● **ASSIGNMENT**: Where does the word "fill" occur in the entries below? Copy every line that has it.

- Opening Delimiter -

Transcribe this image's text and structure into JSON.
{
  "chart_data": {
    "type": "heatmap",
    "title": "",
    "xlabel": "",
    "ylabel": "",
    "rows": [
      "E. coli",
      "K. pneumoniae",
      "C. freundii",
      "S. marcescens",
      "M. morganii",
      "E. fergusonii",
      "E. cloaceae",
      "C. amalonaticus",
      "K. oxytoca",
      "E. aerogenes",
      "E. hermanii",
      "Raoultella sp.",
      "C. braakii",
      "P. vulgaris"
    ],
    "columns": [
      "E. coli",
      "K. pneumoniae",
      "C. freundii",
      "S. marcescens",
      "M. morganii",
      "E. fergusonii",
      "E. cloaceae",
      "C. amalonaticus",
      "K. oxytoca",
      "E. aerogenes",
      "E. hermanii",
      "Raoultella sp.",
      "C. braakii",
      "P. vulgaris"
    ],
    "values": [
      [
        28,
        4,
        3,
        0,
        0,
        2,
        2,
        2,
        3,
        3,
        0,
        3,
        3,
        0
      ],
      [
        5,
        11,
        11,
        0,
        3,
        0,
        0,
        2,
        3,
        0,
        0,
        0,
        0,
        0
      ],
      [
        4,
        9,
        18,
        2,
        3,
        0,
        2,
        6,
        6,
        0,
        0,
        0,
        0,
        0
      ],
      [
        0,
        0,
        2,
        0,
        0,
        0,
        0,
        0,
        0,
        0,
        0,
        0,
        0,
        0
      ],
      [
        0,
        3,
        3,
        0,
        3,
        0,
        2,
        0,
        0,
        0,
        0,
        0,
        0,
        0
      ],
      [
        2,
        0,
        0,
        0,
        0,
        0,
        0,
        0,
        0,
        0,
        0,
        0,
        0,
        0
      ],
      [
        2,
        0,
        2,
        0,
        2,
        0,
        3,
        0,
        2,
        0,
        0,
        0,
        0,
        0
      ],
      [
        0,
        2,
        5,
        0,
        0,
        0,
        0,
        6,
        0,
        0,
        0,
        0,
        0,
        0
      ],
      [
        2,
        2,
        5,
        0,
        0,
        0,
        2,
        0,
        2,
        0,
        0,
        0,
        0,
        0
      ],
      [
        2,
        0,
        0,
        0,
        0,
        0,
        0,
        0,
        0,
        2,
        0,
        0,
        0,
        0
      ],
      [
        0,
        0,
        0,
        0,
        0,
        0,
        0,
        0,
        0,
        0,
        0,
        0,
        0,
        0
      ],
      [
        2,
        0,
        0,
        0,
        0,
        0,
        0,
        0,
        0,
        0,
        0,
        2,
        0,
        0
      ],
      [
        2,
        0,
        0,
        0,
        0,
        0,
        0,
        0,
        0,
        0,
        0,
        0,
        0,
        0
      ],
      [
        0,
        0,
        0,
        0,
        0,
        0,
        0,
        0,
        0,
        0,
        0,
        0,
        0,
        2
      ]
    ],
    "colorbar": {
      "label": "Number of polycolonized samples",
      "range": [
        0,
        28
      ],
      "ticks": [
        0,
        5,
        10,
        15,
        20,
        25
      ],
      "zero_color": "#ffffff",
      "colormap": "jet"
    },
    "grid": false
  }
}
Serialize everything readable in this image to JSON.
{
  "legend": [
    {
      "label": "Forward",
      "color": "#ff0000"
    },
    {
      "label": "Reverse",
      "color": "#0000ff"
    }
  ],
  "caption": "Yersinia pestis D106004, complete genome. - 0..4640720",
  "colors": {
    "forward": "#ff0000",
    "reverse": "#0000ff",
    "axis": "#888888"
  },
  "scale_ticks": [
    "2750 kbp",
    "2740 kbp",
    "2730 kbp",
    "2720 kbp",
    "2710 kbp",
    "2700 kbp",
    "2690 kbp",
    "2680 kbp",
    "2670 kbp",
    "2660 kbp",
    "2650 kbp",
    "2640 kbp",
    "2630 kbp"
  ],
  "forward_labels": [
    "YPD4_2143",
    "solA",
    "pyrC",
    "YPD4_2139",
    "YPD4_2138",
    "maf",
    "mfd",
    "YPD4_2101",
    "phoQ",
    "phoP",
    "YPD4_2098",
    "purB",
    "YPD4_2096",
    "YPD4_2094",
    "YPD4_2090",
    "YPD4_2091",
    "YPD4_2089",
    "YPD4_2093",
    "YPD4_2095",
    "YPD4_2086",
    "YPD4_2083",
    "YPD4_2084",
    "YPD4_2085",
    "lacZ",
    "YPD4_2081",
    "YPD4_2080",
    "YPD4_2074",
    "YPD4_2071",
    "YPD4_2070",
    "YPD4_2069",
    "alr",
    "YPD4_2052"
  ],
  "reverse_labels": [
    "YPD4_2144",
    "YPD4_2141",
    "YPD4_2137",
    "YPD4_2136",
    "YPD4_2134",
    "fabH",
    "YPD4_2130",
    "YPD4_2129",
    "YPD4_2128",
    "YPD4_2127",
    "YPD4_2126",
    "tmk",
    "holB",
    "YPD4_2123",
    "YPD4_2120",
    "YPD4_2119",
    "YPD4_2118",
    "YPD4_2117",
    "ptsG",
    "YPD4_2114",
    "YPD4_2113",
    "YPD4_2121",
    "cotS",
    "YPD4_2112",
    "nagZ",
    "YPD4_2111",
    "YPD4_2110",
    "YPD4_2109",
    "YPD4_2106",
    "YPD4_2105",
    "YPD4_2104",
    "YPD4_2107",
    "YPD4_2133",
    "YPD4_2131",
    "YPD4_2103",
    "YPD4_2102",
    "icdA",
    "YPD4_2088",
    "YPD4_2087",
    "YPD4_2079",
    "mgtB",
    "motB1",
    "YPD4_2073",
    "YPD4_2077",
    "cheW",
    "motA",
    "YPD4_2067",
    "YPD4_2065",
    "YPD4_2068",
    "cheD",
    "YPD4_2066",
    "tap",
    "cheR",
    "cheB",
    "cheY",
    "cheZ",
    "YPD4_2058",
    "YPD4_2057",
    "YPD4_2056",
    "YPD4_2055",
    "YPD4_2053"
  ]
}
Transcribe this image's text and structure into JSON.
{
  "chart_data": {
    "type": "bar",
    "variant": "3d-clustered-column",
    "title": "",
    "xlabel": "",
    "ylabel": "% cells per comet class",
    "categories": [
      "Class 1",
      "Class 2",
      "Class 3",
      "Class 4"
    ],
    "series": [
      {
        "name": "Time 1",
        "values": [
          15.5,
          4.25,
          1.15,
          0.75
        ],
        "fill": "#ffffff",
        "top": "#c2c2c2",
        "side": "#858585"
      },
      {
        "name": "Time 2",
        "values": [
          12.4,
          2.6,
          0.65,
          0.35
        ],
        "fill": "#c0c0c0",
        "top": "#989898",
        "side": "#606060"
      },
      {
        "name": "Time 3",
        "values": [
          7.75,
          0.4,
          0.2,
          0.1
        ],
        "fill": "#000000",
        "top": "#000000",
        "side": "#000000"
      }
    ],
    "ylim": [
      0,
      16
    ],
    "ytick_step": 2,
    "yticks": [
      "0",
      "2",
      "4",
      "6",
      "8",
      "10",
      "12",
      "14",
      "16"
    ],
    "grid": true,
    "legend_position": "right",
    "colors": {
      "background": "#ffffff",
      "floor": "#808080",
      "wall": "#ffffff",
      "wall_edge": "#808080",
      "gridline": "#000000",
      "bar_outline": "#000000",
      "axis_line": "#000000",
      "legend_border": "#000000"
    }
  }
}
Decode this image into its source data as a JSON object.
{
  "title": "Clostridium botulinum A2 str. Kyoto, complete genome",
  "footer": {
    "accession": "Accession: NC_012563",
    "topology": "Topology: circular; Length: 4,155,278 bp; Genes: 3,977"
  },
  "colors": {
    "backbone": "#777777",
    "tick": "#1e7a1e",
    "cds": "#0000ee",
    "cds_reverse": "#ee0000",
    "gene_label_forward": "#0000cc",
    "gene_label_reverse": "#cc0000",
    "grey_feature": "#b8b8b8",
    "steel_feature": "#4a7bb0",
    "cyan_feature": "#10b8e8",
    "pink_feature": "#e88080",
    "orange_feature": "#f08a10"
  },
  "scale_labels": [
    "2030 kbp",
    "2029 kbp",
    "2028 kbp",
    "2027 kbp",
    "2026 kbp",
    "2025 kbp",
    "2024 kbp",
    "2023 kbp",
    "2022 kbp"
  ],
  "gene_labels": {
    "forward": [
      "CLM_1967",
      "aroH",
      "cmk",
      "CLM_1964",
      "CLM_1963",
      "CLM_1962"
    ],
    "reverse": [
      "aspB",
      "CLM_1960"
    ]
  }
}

- Closing Delimiter -

● **WRITTEN ANSWER**:
        "fill": "#ffffff",
        "fill": "#c0c0c0",
        "fill": "#000000",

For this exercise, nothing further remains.